## Data extract

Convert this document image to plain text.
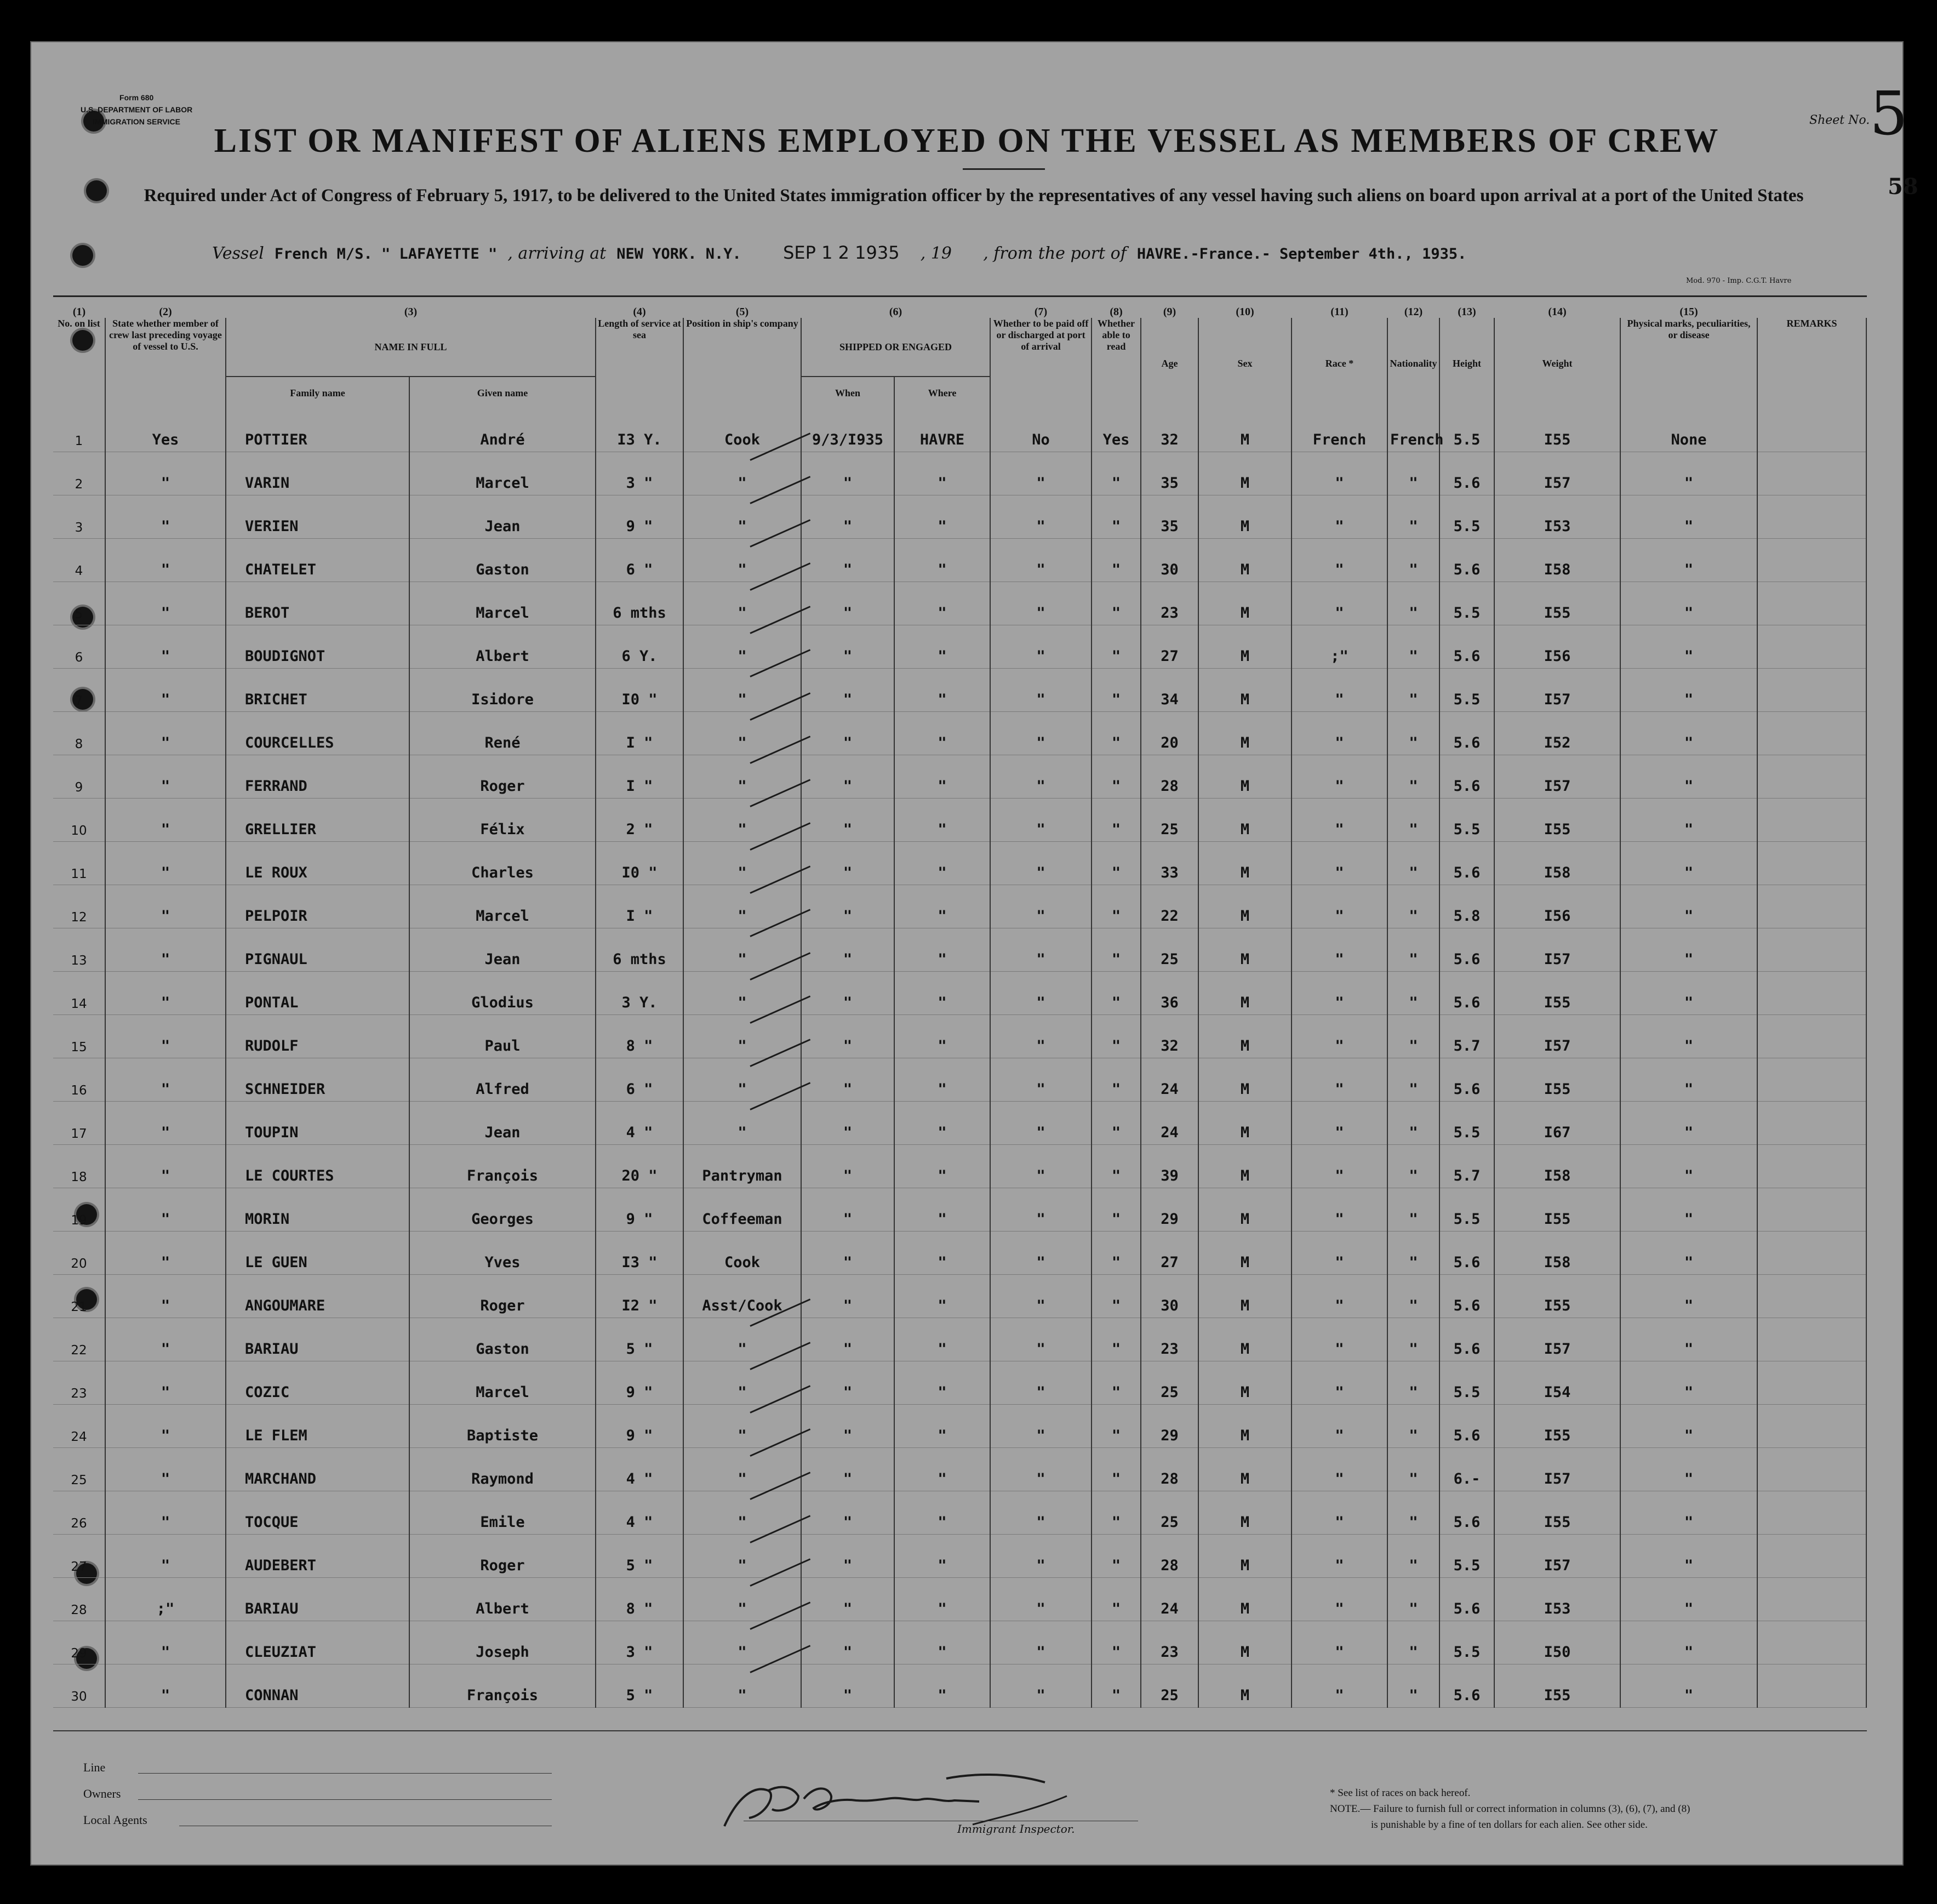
Form 680
U.S. DEPARTMENT OF LABOR
IMMIGRATION SERVICE	Sheet No. 5
58
LIST OR MANIFEST OF ALIENS EMPLOYED ON THE VESSEL AS MEMBERS OF CREW
Required under Act of Congress of February 5, 1917, to be delivered to the United States immigration officer by the representatives of any vessel having such aliens on board upon arrival at a port of the United States
Vessel French M/S. " LAFAYETTE " , arriving at NEW YORK. N.Y. SEP 1 2 1935 , 19 , from the port of HAVRE.-France.- September 4th., 1935.
Mod. 970 - Imp. C.G.T. Havre
(1)	(2)	(3)		(4)	(5)	(6)		(7)	(8)	(9)	(10)	(11)	(12)	(13)	(14)	(15)	
No. on list	State whether member of crew last preceding voyage of vessel to U.S.	NAME IN FULL		Length of service at sea	Position in ship's company	SHIPPED OR ENGAGED		Whether to be paid off or discharged at port of arrival	Whether able to read	Age	Sex	Race *	Nationality	Height	Weight	Physical marks, peculiarities, or disease	REMARKS
		Family name	Given name			When	Where										
1	Yes	POTTIER	André	I3 Y.	Cook	9/3/I935	HAVRE	No	Yes	32	M	French	French	5.5	I55	None	
2	"	VARIN	Marcel	3 "	"	"	"	"	"	35	M	"	"	5.6	I57	"	
3	"	VERIEN	Jean	9 "	"	"	"	"	"	35	M	"	"	5.5	I53	"	
4	"	CHATELET	Gaston	6 "	"	"	"	"	"	30	M	"	"	5.6	I58	"	
5	"	BEROT	Marcel	6 mths	"	"	"	"	"	23	M	"	"	5.5	I55	"	
6	"	BOUDIGNOT	Albert	6 Y.	"	"	"	"	"	27	M	;"	"	5.6	I56	"	
7	"	BRICHET	Isidore	I0 "	"	"	"	"	"	34	M	"	"	5.5	I57	"	
8	"	COURCELLES	René	I "	"	"	"	"	"	20	M	"	"	5.6	I52	"	
9	"	FERRAND	Roger	I "	"	"	"	"	"	28	M	"	"	5.6	I57	"	
10	"	GRELLIER	Félix	2 "	"	"	"	"	"	25	M	"	"	5.5	I55	"	
11	"	LE ROUX	Charles	I0 "	"	"	"	"	"	33	M	"	"	5.6	I58	"	
12	"	PELPOIR	Marcel	I "	"	"	"	"	"	22	M	"	"	5.8	I56	"	
13	"	PIGNAUL	Jean	6 mths	"	"	"	"	"	25	M	"	"	5.6	I57	"	
14	"	PONTAL	Glodius	3 Y.	"	"	"	"	"	36	M	"	"	5.6	I55	"	
15	"	RUDOLF	Paul	8 "	"	"	"	"	"	32	M	"	"	5.7	I57	"	
16	"	SCHNEIDER	Alfred	6 "	"	"	"	"	"	24	M	"	"	5.6	I55	"	
17	"	TOUPIN	Jean	4 "	"	"	"	"	"	24	M	"	"	5.5	I67	"	
18	"	LE COURTES	François	20 "	Pantryman	"	"	"	"	39	M	"	"	5.7	I58	"	
19	"	MORIN	Georges	9 "	Coffeeman	"	"	"	"	29	M	"	"	5.5	I55	"	
20	"	LE GUEN	Yves	I3 "	Cook	"	"	"	"	27	M	"	"	5.6	I58	"	
21	"	ANGOUMARE	Roger	I2 "	Asst/Cook	"	"	"	"	30	M	"	"	5.6	I55	"	
22	"	BARIAU	Gaston	5 "	"	"	"	"	"	23	M	"	"	5.6	I57	"	
23	"	COZIC	Marcel	9 "	"	"	"	"	"	25	M	"	"	5.5	I54	"	
24	"	LE FLEM	Baptiste	9 "	"	"	"	"	"	29	M	"	"	5.6	I55	"	
25	"	MARCHAND	Raymond	4 "	"	"	"	"	"	28	M	"	"	6.-	I57	"	
26	"	TOCQUE	Emile	4 "	"	"	"	"	"	25	M	"	"	5.6	I55	"	
27	"	AUDEBERT	Roger	5 "	"	"	"	"	"	28	M	"	"	5.5	I57	"	
28	;"	BARIAU	Albert	8 "	"	"	"	"	"	24	M	"	"	5.6	I53	"	
29	"	CLEUZIAT	Joseph	3 "	"	"	"	"	"	23	M	"	"	5.5	I50	"	
30	"	CONNAN	François	5 "	"	"	"	"	"	25	M	"	"	5.6	I55	"	
Line
Owners
Local Agents
Immigrant Inspector.
* See list of races on back hereof.
NOTE.— Failure to furnish full or correct information in columns (3), (6), (7), and (8)
is punishable by a fine of ten dollars for each alien. See other side.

## What you have to do
Above are the records; reproduce them exactly and leave out the pictures.

## The completed task
Convert this document image to plain text.
Form 680
U.S. DEPARTMENT OF LABOR
IMMIGRATION SERVICE	Sheet No. 5
58
LIST OR MANIFEST OF ALIENS EMPLOYED ON THE VESSEL AS MEMBERS OF CREW
Required under Act of Congress of February 5, 1917, to be delivered to the United States immigration officer by the representatives of any vessel having such aliens on board upon arrival at a port of the United States
Vessel French M/S. " LAFAYETTE " , arriving at NEW YORK. N.Y. SEP 1 2 1935 , 19 , from the port of HAVRE.-France.- September 4th., 1935.
Mod. 970 - Imp. C.G.T. Havre
(1)	(2)	(3)		(4)	(5)	(6)		(7)	(8)	(9)	(10)	(11)	(12)	(13)	(14)	(15)	
No. on list	State whether member of crew last preceding voyage of vessel to U.S.	NAME IN FULL		Length of service at sea	Position in ship's company	SHIPPED OR ENGAGED		Whether to be paid off or discharged at port of arrival	Whether able to read	Age	Sex	Race *	Nationality	Height	Weight	Physical marks, peculiarities, or disease	REMARKS
		Family name	Given name			When	Where										
1	Yes	POTTIER	André	I3 Y.	Cook	9/3/I935	HAVRE	No	Yes	32	M	French	French	5.5	I55	None	
2	"	VARIN	Marcel	3 "	"	"	"	"	"	35	M	"	"	5.6	I57	"	
3	"	VERIEN	Jean	9 "	"	"	"	"	"	35	M	"	"	5.5	I53	"	
4	"	CHATELET	Gaston	6 "	"	"	"	"	"	30	M	"	"	5.6	I58	"	
5	"	BEROT	Marcel	6 mths	"	"	"	"	"	23	M	"	"	5.5	I55	"	
6	"	BOUDIGNOT	Albert	6 Y.	"	"	"	"	"	27	M	;"	"	5.6	I56	"	
7	"	BRICHET	Isidore	I0 "	"	"	"	"	"	34	M	"	"	5.5	I57	"	
8	"	COURCELLES	René	I "	"	"	"	"	"	20	M	"	"	5.6	I52	"	
9	"	FERRAND	Roger	I "	"	"	"	"	"	28	M	"	"	5.6	I57	"	
10	"	GRELLIER	Félix	2 "	"	"	"	"	"	25	M	"	"	5.5	I55	"	
11	"	LE ROUX	Charles	I0 "	"	"	"	"	"	33	M	"	"	5.6	I58	"	
12	"	PELPOIR	Marcel	I "	"	"	"	"	"	22	M	"	"	5.8	I56	"	
13	"	PIGNAUL	Jean	6 mths	"	"	"	"	"	25	M	"	"	5.6	I57	"	
14	"	PONTAL	Glodius	3 Y.	"	"	"	"	"	36	M	"	"	5.6	I55	"	
15	"	RUDOLF	Paul	8 "	"	"	"	"	"	32	M	"	"	5.7	I57	"	
16	"	SCHNEIDER	Alfred	6 "	"	"	"	"	"	24	M	"	"	5.6	I55	"	
17	"	TOUPIN	Jean	4 "	"	"	"	"	"	24	M	"	"	5.5	I67	"	
18	"	LE COURTES	François	20 "	Pantryman	"	"	"	"	39	M	"	"	5.7	I58	"	
19	"	MORIN	Georges	9 "	Coffeeman	"	"	"	"	29	M	"	"	5.5	I55	"	
20	"	LE GUEN	Yves	I3 "	Cook	"	"	"	"	27	M	"	"	5.6	I58	"	
21	"	ANGOUMARE	Roger	I2 "	Asst/Cook	"	"	"	"	30	M	"	"	5.6	I55	"	
22	"	BARIAU	Gaston	5 "	"	"	"	"	"	23	M	"	"	5.6	I57	"	
23	"	COZIC	Marcel	9 "	"	"	"	"	"	25	M	"	"	5.5	I54	"	
24	"	LE FLEM	Baptiste	9 "	"	"	"	"	"	29	M	"	"	5.6	I55	"	
25	"	MARCHAND	Raymond	4 "	"	"	"	"	"	28	M	"	"	6.-	I57	"	
26	"	TOCQUE	Emile	4 "	"	"	"	"	"	25	M	"	"	5.6	I55	"	
27	"	AUDEBERT	Roger	5 "	"	"	"	"	"	28	M	"	"	5.5	I57	"	
28	;"	BARIAU	Albert	8 "	"	"	"	"	"	24	M	"	"	5.6	I53	"	
29	"	CLEUZIAT	Joseph	3 "	"	"	"	"	"	23	M	"	"	5.5	I50	"	
30	"	CONNAN	François	5 "	"	"	"	"	"	25	M	"	"	5.6	I55	"	
Line
Owners
Local Agents
Immigrant Inspector.
* See list of races on back hereof.
NOTE.— Failure to furnish full or correct information in columns (3), (6), (7), and (8)
is punishable by a fine of ten dollars for each alien. See other side.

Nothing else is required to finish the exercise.